**Data supplied**
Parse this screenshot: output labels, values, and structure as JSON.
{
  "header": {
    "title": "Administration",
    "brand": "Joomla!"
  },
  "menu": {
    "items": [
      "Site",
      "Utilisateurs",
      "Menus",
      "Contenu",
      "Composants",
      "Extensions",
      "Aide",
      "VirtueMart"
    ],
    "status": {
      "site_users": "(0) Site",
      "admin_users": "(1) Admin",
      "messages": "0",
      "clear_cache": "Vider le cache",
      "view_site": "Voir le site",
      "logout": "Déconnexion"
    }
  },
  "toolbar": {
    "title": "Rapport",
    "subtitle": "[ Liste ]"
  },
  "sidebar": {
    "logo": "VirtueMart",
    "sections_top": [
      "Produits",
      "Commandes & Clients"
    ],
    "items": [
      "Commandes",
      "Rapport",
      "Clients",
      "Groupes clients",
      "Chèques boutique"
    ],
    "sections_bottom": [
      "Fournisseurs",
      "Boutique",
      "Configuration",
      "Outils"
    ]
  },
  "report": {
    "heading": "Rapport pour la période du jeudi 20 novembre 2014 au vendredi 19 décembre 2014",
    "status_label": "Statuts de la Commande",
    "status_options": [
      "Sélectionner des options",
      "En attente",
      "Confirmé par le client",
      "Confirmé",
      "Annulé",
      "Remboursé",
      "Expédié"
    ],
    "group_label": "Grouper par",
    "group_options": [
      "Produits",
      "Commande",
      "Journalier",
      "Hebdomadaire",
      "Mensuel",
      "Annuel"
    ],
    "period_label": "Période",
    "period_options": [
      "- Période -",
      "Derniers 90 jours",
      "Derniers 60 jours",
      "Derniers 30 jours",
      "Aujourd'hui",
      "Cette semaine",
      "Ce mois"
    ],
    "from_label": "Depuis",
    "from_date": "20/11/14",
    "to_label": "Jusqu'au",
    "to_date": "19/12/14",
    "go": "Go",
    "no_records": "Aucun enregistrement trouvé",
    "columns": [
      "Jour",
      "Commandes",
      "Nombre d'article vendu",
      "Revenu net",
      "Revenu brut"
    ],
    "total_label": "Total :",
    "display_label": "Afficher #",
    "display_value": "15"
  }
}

**Requirement**
Would you restate each of the entries word for word?

**Output of the exercise**
Parse this screenshot: output labels, values, and structure as JSON.
{
  "header": {
    "title": "Administration",
    "brand": "Joomla!"
  },
  "menu": {
    "items": [
      "Site",
      "Utilisateurs",
      "Menus",
      "Contenu",
      "Composants",
      "Extensions",
      "Aide",
      "VirtueMart"
    ],
    "status": {
      "site_users": "(0) Site",
      "admin_users": "(1) Admin",
      "messages": "0",
      "clear_cache": "Vider le cache",
      "view_site": "Voir le site",
      "logout": "Déconnexion"
    }
  },
  "toolbar": {
    "title": "Rapport",
    "subtitle": "[ Liste ]"
  },
  "sidebar": {
    "logo": "VirtueMart",
    "sections_top": [
      "Produits",
      "Commandes & Clients"
    ],
    "items": [
      "Commandes",
      "Rapport",
      "Clients",
      "Groupes clients",
      "Chèques boutique"
    ],
    "sections_bottom": [
      "Fournisseurs",
      "Boutique",
      "Configuration",
      "Outils"
    ]
  },
  "report": {
    "heading": "Rapport pour la période du jeudi 20 novembre 2014 au vendredi 19 décembre 2014",
    "status_label": "Statuts de la Commande",
    "status_options": [
      "Sélectionner des options",
      "En attente",
      "Confirmé par le client",
      "Confirmé",
      "Annulé",
      "Remboursé",
      "Expédié"
    ],
    "group_label": "Grouper par",
    "group_options": [
      "Produits",
      "Commande",
      "Journalier",
      "Hebdomadaire",
      "Mensuel",
      "Annuel"
    ],
    "period_label": "Période",
    "period_options": [
      "- Période -",
      "Derniers 90 jours",
      "Derniers 60 jours",
      "Derniers 30 jours",
      "Aujourd'hui",
      "Cette semaine",
      "Ce mois"
    ],
    "from_label": "Depuis",
    "from_date": "20/11/14",
    "to_label": "Jusqu'au",
    "to_date": "19/12/14",
    "go": "Go",
    "no_records": "Aucun enregistrement trouvé",
    "columns": [
      "Jour",
      "Commandes",
      "Nombre d'article vendu",
      "Revenu net",
      "Revenu brut"
    ],
    "total_label": "Total :",
    "display_label": "Afficher #",
    "display_value": "15"
  }
}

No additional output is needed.